◆ PROBLEM DESCRIPTION
Set the listing down again exactly, please, apart from its pictures.

Recorded data
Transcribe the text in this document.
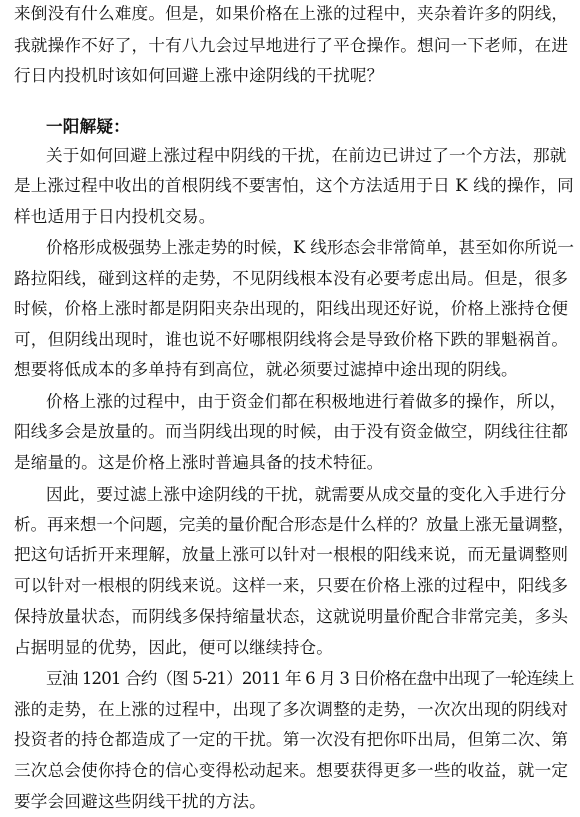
来倒没有什么难度。但是，如果价格在上涨的过程中，夹杂着许多的阴线，
我就操作不好了，十有八九会过早地进行了平仓操作。想问一下老师，在进
行日内投机时该如何回避上涨中途阴线的干扰呢？
一阳解疑：
关于如何回避上涨过程中阴线的干扰，在前边已讲过了一个方法，那就
是上涨过程中收出的首根阴线不要害怕，这个方法适用于日 K 线的操作，同
样也适用于日内投机交易。
价格形成极强势上涨走势的时候，K 线形态会非常简单，甚至如你所说一
路拉阳线，碰到这样的走势，不见阴线根本没有必要考虑出局。但是，很多
时候，价格上涨时都是阴阳夹杂出现的，阳线出现还好说，价格上涨持仓便
可，但阴线出现时，谁也说不好哪根阴线将会是导致价格下跌的罪魁祸首。
想要将低成本的多单持有到高位，就必须要过滤掉中途出现的阴线。
价格上涨的过程中，由于资金们都在积极地进行着做多的操作，所以，
阳线多会是放量的。而当阴线出现的时候，由于没有资金做空，阴线往往都
是缩量的。这是价格上涨时普遍具备的技术特征。
因此，要过滤上涨中途阴线的干扰，就需要从成交量的变化入手进行分
析。再来想一个问题，完美的量价配合形态是什么样的？放量上涨无量调整，
把这句话折开来理解，放量上涨可以针对一根根的阳线来说，而无量调整则
可以针对一根根的阴线来说。这样一来，只要在价格上涨的过程中，阳线多
保持放量状态，而阴线多保持缩量状态，这就说明量价配合非常完美，多头
占据明显的优势，因此，便可以继续持仓。
豆油 1201 合约（图 5-21）2011 年 6 月 3 日价格在盘中出现了一轮连续上
涨的走势，在上涨的过程中，出现了多次调整的走势，一次次出现的阴线对
投资者的持仓都造成了一定的干扰。第一次没有把你吓出局，但第二次、第
三次总会使你持仓的信心变得松动起来。想要获得更多一些的收益，就一定
要学会回避这些阴线干扰的方法。
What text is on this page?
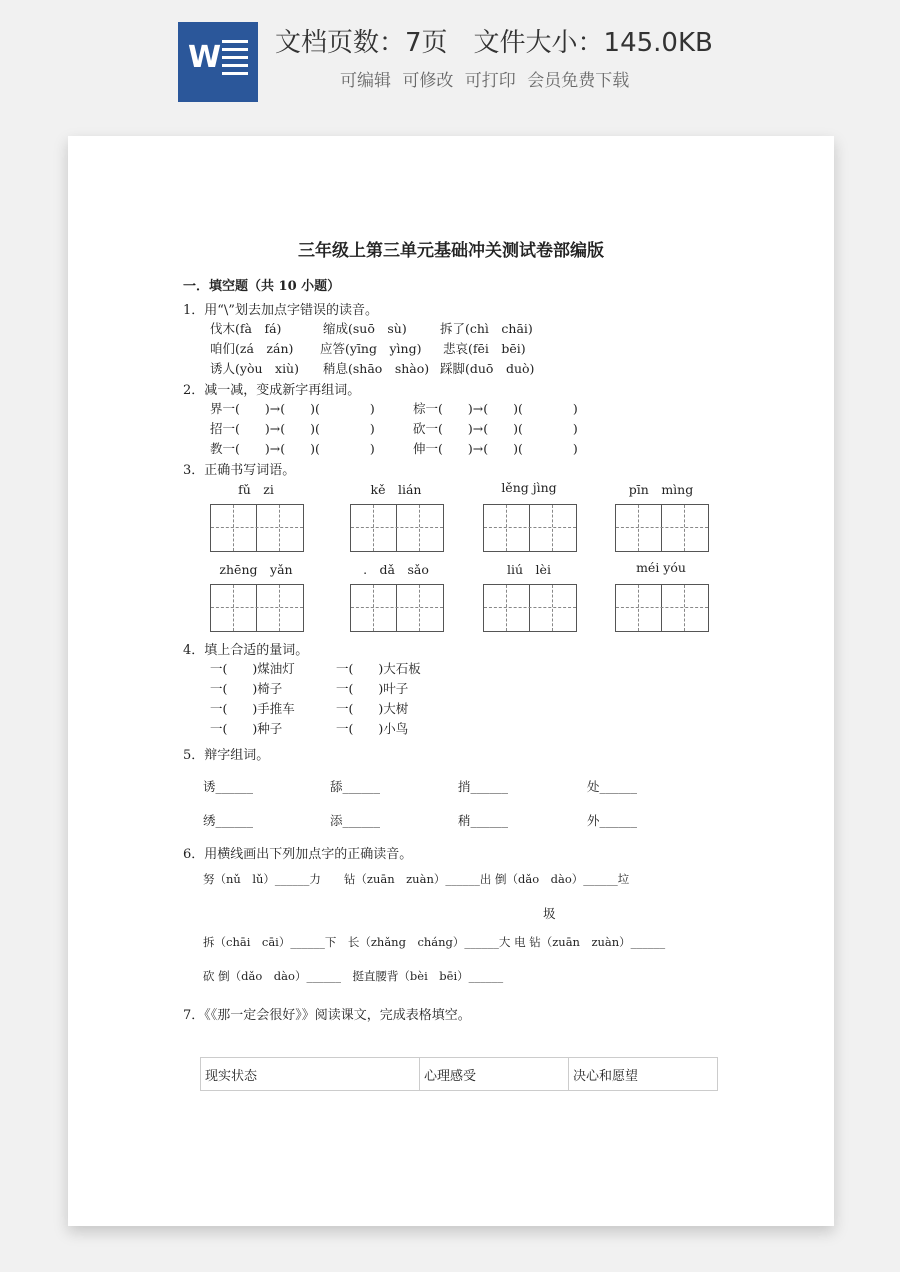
W 文档页数：7页　文件大小：145.0KB
可编辑 可修改 可打印 会员免费下载
三年级上第三单元基础冲关测试卷部编版
一．填空题（共 10 小题）
1．用“\”划去加点字错误的读音。
伐木(fà　fá)	缩成(suō　sù)	拆了(chì　chāi)
咱们(zá　zán) 应答(yīng　yìng) 悲哀(fēi　bēi)
诱人(yòu　xiù) 稍息(shāo　shào) 踩脚(duō　duò)
2．减一减，变成新字再组词。
界一(　　)→(　　)(　　　　)	棕一(　　)→(　　)(　　　　)
招一(　　)→(　　)(　　　　)	砍一(　　)→(　　)(　　　　)
教一(　　)→(　　)(　　　　)	伸一(　　)→(　　)(　　　　)
3．正确书写词语。
fǔ　zi	kě　lián	lěng jìng	pīn　mìng
zhēng　yǎn	.　dǎ　sǎo	liú　lèi	méi yóu
4．填上合适的量词。
一(　　)煤油灯	一(　　)大石板
一(　　)椅子	一(　　)叶子
一(　　)手推车	一(　　)大树
一(　　)种子	一(　　)小鸟
5．辩字组词。
诱______	舔______	捎______	处______
绣______	添______	稍______	外______
6．用横线画出下列加点字的正确读音。
努（nǔ　lǔ）______力　　钻（zuān　zuàn）______出 倒（dǎo　dào）______垃
圾
拆（chāi　cāi）______下　长（zhǎng　cháng）______大 电 钻（zuān　zuàn）______
砍 倒（dǎo　dào）______　挺直腰背（bèi　bēi）______
7．《《那一定会很好》》阅读课文，完成表格填空。
现实状态	心理感受	决心和愿望
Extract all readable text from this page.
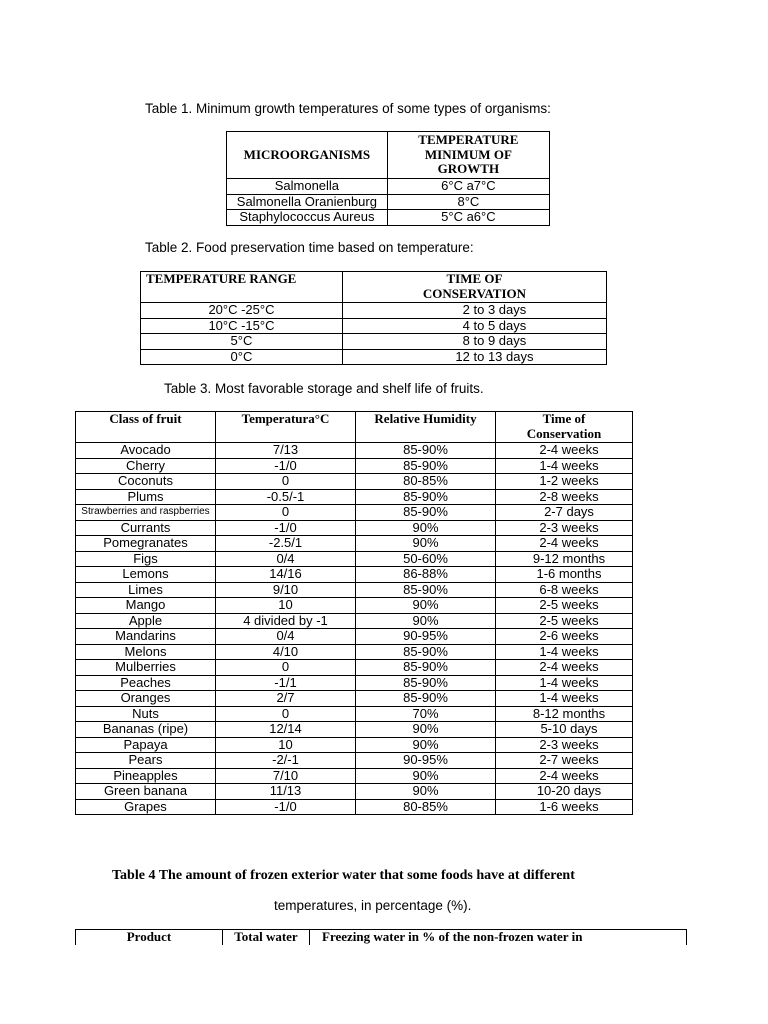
Table 1. Minimum growth temperatures of some types of organisms:
MICROORGANISMS	TEMPERATURE MINIMUM OF GROWTH

Salmonella	6°C a7°C

Salmonella Oranienburg	8°C

Staphylococcus Aureus	5°C a6°C
Table 2. Food preservation time based on temperature:
TEMPERATURE RANGE	TIME OF CONSERVATION

20°C -25°C	2 to 3 days

10°C -15°C	4 to 5 days

5°C	8 to 9 days

0°C	12 to 13 days
Table 3. Most favorable storage and shelf life of fruits.
Class of fruit	Temperatura°C	Relative Humidity	Time of Conservation

Avocado	7/13	85-90%	2-4 weeks

Cherry	-1/0	85-90%	1-4 weeks

Coconuts	0	80-85%	1-2 weeks

Plums	-0.5/-1	85-90%	2-8 weeks

Strawberries and raspberries	0	85-90%	2-7 days

Currants	-1/0	90%	2-3 weeks

Pomegranates	-2.5/1	90%	2-4 weeks

Figs	0/4	50-60%	9-12 months

Lemons	14/16	86-88%	1-6 months

Limes	9/10	85-90%	6-8 weeks

Mango	10	90%	2-5 weeks

Apple	4 divided by -1	90%	2-5 weeks

Mandarins	0/4	90-95%	2-6 weeks

Melons	4/10	85-90%	1-4 weeks

Mulberries	0	85-90%	2-4 weeks

Peaches	-1/1	85-90%	1-4 weeks

Oranges	2/7	85-90%	1-4 weeks

Nuts	0	70%	8-12 months

Bananas (ripe)	12/14	90%	5-10 days

Papaya	10	90%	2-3 weeks

Pears	-2/-1	90-95%	2-7 weeks

Pineapples	7/10	90%	2-4 weeks

Green banana	11/13	90%	10-20 days

Grapes	-1/0	80-85%	1-6 weeks
Table 4 The amount of frozen exterior water that some foods have at different
temperatures, in percentage (%).
Product	Total water	Freezing water in % of the non-frozen water in
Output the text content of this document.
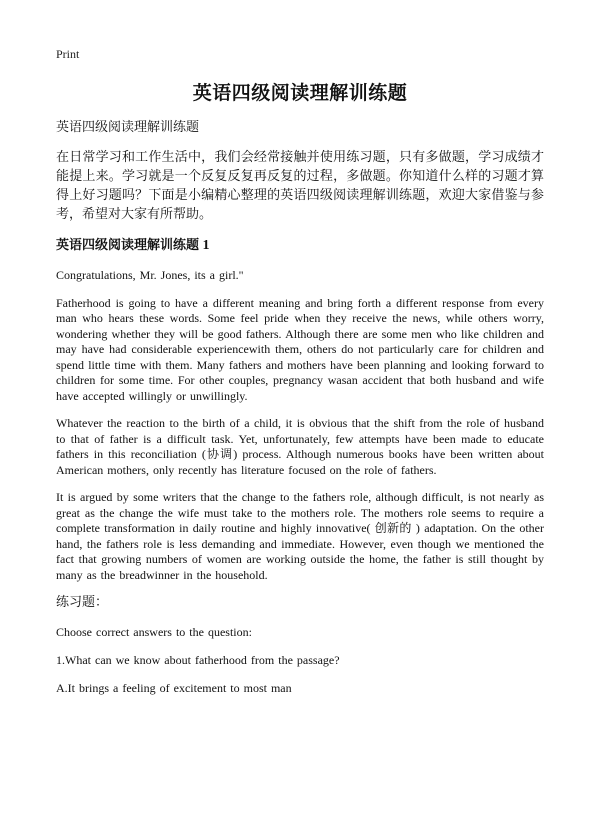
Print
英语四级阅读理解训练题
英语四级阅读理解训练题
在日常学习和工作生活中，我们会经常接触并使用练习题，只有多做题，学习成绩才能提上来。学习就是一个反复反复再反复的过程，多做题。你知道什么样的习题才算得上好习题吗？下面是小编精心整理的英语四级阅读理解训练题，欢迎大家借鉴与参考，希望对大家有所帮助。
英语四级阅读理解训练题 1
Congratulations, Mr. Jones, its a girl."
Fatherhood is going to have a different meaning and bring forth a different response from every man who hears these words. Some feel pride when they receive the news, while others worry, wondering whether they will be good fathers. Although there are some men who like children and may have had considerable experiencewith them, others do not particularly care for children and spend little time with them. Many fathers and mothers have been planning and looking forward to children for some time. For other couples, pregnancy wasan accident that both husband and wife have accepted willingly or unwillingly.
Whatever the reaction to the birth of a child, it is obvious that the shift from the role of husband to that of father is a difficult task. Yet, unfortunately, few attempts have been made to educate fathers in this reconciliation (协调) process. Although numerous books have been written about American mothers, only recently has literature focused on the role of fathers.
It is argued by some writers that the change to the fathers role, although difficult, is not nearly as great as the change the wife must take to the mothers role. The mothers role seems to require a complete transformation in daily routine and highly innovative( 创新的 ) adaptation. On the other hand, the fathers role is less demanding and immediate. However, even though we mentioned the fact that growing numbers of women are working outside the home, the father is still thought by many as the breadwinner in the household.
练习题：
Choose correct answers to the question:
1.What can we know about fatherhood from the passage?
A.It brings a feeling of excitement to most man
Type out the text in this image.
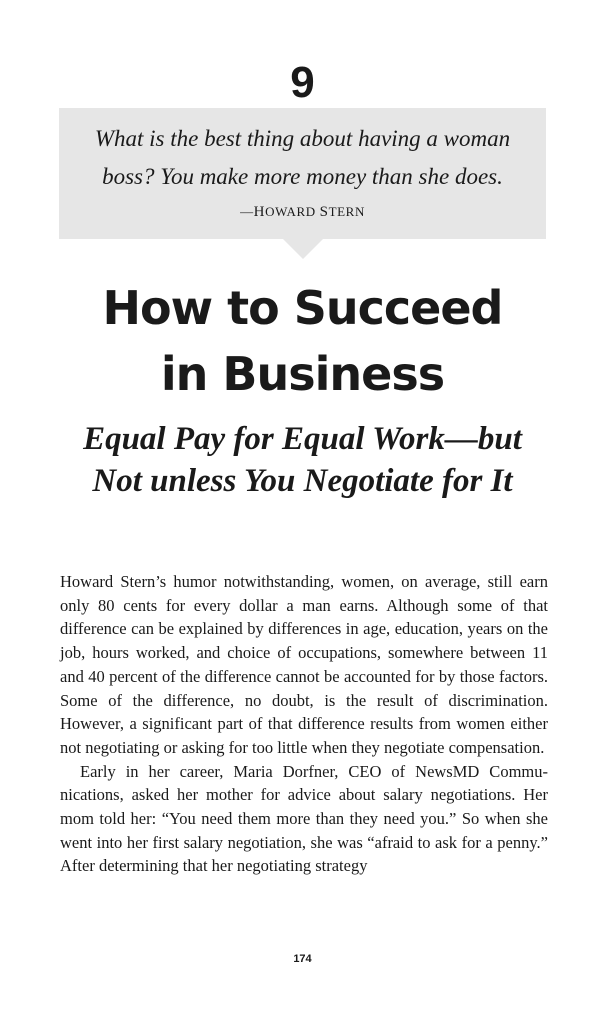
9
What is the best thing about having a woman
boss? You make more money than she does.
—HOWARD STERN
How to Succeed
in Business
Equal Pay for Equal Work—but
Not unless You Negotiate for It

Howard Stern’s humor notwithstanding, women, on average, still earn only 80 cents for every dollar a man earns. Although some of that difference can be explained by differences in age, education, years on the job, hours worked, and choice of occupations, somewhere between 11 and 40 percent of the difference cannot be accounted for by those factors. Some of the difference, no doubt, is the result of discrimination. However, a significant part of that difference results from women either not negotiating or asking for too little when they negotiate compensation.

Early in her career, Maria Dorfner, CEO of NewsMD Communications, asked her mother for advice about salary negotiations. Her mom told her: “You need them more than they need you.” So when she went into her first salary negotiation, she was “afraid to ask for a penny.” After determining that her negotiating strategy

174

◆ TASK OUTPUT
Transcribe the text in this document.
来倒没有什么难度。但是，如果价格在上涨的过程中，夹杂着许多的阴线，
我就操作不好了，十有八九会过早地进行了平仓操作。想问一下老师，在进
行日内投机时该如何回避上涨中途阴线的干扰呢？
一阳解疑：
关于如何回避上涨过程中阴线的干扰，在前边已讲过了一个方法，那就
是上涨过程中收出的首根阴线不要害怕，这个方法适用于日 K 线的操作，同
样也适用于日内投机交易。
价格形成极强势上涨走势的时候，K 线形态会非常简单，甚至如你所说一
路拉阳线，碰到这样的走势，不见阴线根本没有必要考虑出局。但是，很多
时候，价格上涨时都是阴阳夹杂出现的，阳线出现还好说，价格上涨持仓便
可，但阴线出现时，谁也说不好哪根阴线将会是导致价格下跌的罪魁祸首。
想要将低成本的多单持有到高位，就必须要过滤掉中途出现的阴线。
价格上涨的过程中，由于资金们都在积极地进行着做多的操作，所以，
阳线多会是放量的。而当阴线出现的时候，由于没有资金做空，阴线往往都
是缩量的。这是价格上涨时普遍具备的技术特征。
因此，要过滤上涨中途阴线的干扰，就需要从成交量的变化入手进行分
析。再来想一个问题，完美的量价配合形态是什么样的？放量上涨无量调整，
把这句话折开来理解，放量上涨可以针对一根根的阳线来说，而无量调整则
可以针对一根根的阴线来说。这样一来，只要在价格上涨的过程中，阳线多
保持放量状态，而阴线多保持缩量状态，这就说明量价配合非常完美，多头
占据明显的优势，因此，便可以继续持仓。
豆油 1201 合约（图 5-21）2011 年 6 月 3 日价格在盘中出现了一轮连续上
涨的走势，在上涨的过程中，出现了多次调整的走势，一次次出现的阴线对
投资者的持仓都造成了一定的干扰。第一次没有把你吓出局，但第二次、第
三次总会使你持仓的信心变得松动起来。想要获得更多一些的收益，就一定
要学会回避这些阴线干扰的方法。
What text is on this page?
W 文档页数：7页　文件大小：145.0KB
可编辑 可修改 可打印 会员免费下载
三年级上第三单元基础冲关测试卷部编版
一．填空题（共 10 小题）
1．用“\”划去加点字错误的读音。
伐木(fà　fá)	缩成(suō　sù)	拆了(chì　chāi)
咱们(zá　zán) 应答(yīng　yìng) 悲哀(fēi　bēi)
诱人(yòu　xiù) 稍息(shāo　shào) 踩脚(duō　duò)
2．减一减，变成新字再组词。
界一(　　)→(　　)(　　　　)	棕一(　　)→(　　)(　　　　)
招一(　　)→(　　)(　　　　)	砍一(　　)→(　　)(　　　　)
教一(　　)→(　　)(　　　　)	伸一(　　)→(　　)(　　　　)
3．正确书写词语。
fǔ　zi	kě　lián	lěng jìng	pīn　mìng
zhēng　yǎn	.　dǎ　sǎo	liú　lèi	méi yóu
4．填上合适的量词。
一(　　)煤油灯	一(　　)大石板
一(　　)椅子	一(　　)叶子
一(　　)手推车	一(　　)大树
一(　　)种子	一(　　)小鸟
5．辩字组词。
诱______	舔______	捎______	处______
绣______	添______	稍______	外______
6．用横线画出下列加点字的正确读音。
努（nǔ　lǔ）______力　　钻（zuān　zuàn）______出 倒（dǎo　dào）______垃
圾
拆（chāi　cāi）______下　长（zhǎng　cháng）______大 电 钻（zuān　zuàn）______
砍 倒（dǎo　dào）______　挺直腰背（bèi　bēi）______
7．《《那一定会很好》》阅读课文，完成表格填空。
现实状态	心理感受	决心和愿望
Extract all readable text from this page.
Table 1. Minimum growth temperatures of some types of organisms:
MICROORGANISMS	TEMPERATURE MINIMUM OF GROWTH

Salmonella	6°C a7°C

Salmonella Oranienburg	8°C

Staphylococcus Aureus	5°C a6°C
Table 2. Food preservation time based on temperature:
TEMPERATURE RANGE	TIME OF CONSERVATION

20°C -25°C	2 to 3 days

10°C -15°C	4 to 5 days

5°C	8 to 9 days

0°C	12 to 13 days
Table 3. Most favorable storage and shelf life of fruits.
Class of fruit	Temperatura°C	Relative Humidity	Time of Conservation

Avocado	7/13	85-90%	2-4 weeks

Cherry	-1/0	85-90%	1-4 weeks

Coconuts	0	80-85%	1-2 weeks

Plums	-0.5/-1	85-90%	2-8 weeks

Strawberries and raspberries	0	85-90%	2-7 days

Currants	-1/0	90%	2-3 weeks

Pomegranates	-2.5/1	90%	2-4 weeks

Figs	0/4	50-60%	9-12 months

Lemons	14/16	86-88%	1-6 months

Limes	9/10	85-90%	6-8 weeks

Mango	10	90%	2-5 weeks

Apple	4 divided by -1	90%	2-5 weeks

Mandarins	0/4	90-95%	2-6 weeks

Melons	4/10	85-90%	1-4 weeks

Mulberries	0	85-90%	2-4 weeks

Peaches	-1/1	85-90%	1-4 weeks

Oranges	2/7	85-90%	1-4 weeks

Nuts	0	70%	8-12 months

Bananas (ripe)	12/14	90%	5-10 days

Papaya	10	90%	2-3 weeks

Pears	-2/-1	90-95%	2-7 weeks

Pineapples	7/10	90%	2-4 weeks

Green banana	11/13	90%	10-20 days

Grapes	-1/0	80-85%	1-6 weeks
Table 4 The amount of frozen exterior water that some foods have at different
temperatures, in percentage (%).
Product	Total water	Freezing water in % of the non-frozen water in
Output the text content of this document.
Print
英语四级阅读理解训练题
英语四级阅读理解训练题
在日常学习和工作生活中，我们会经常接触并使用练习题，只有多做题，学习成绩才能提上来。学习就是一个反复反复再反复的过程，多做题。你知道什么样的习题才算得上好习题吗？下面是小编精心整理的英语四级阅读理解训练题，欢迎大家借鉴与参考，希望对大家有所帮助。
英语四级阅读理解训练题 1
Congratulations, Mr. Jones, its a girl."
Fatherhood is going to have a different meaning and bring forth a different response from every man who hears these words. Some feel pride when they receive the news, while others worry, wondering whether they will be good fathers. Although there are some men who like children and may have had considerable experiencewith them, others do not particularly care for children and spend little time with them. Many fathers and mothers have been planning and looking forward to children for some time. For other couples, pregnancy wasan accident that both husband and wife have accepted willingly or unwillingly.
Whatever the reaction to the birth of a child, it is obvious that the shift from the role of husband to that of father is a difficult task. Yet, unfortunately, few attempts have been made to educate fathers in this reconciliation (协调) process. Although numerous books have been written about American mothers, only recently has literature focused on the role of fathers.
It is argued by some writers that the change to the fathers role, although difficult, is not nearly as great as the change the wife must take to the mothers role. The mothers role seems to require a complete transformation in daily routine and highly innovative( 创新的 ) adaptation. On the other hand, the fathers role is less demanding and immediate. However, even though we mentioned the fact that growing numbers of women are working outside the home, the father is still thought by many as the breadwinner in the household.
练习题：
Choose correct answers to the question:
1.What can we know about fatherhood from the passage?
A.It brings a feeling of excitement to most man
Type out the text in this image.
9
What is the best thing about having a woman
boss? You make more money than she does.
—HOWARD STERN
How to Succeed
in Business
Equal Pay for Equal Work—but
Not unless You Negotiate for It

Howard Stern’s humor notwithstanding, women, on average, still earn only 80 cents for every dollar a man earns. Although some of that difference can be explained by differences in age, education, years on the job, hours worked, and choice of occupations, somewhere between 11 and 40 percent of the difference cannot be accounted for by those factors. Some of the difference, no doubt, is the result of discrimination. However, a significant part of that difference results from women either not negotiating or asking for too little when they negotiate compensation.

Early in her career, Maria Dorfner, CEO of NewsMD Communications, asked her mother for advice about salary negotiations. Her mom told her: “You need them more than they need you.” So when she went into her first salary negotiation, she was “afraid to ask for a penny.” After determining that her negotiating strategy

174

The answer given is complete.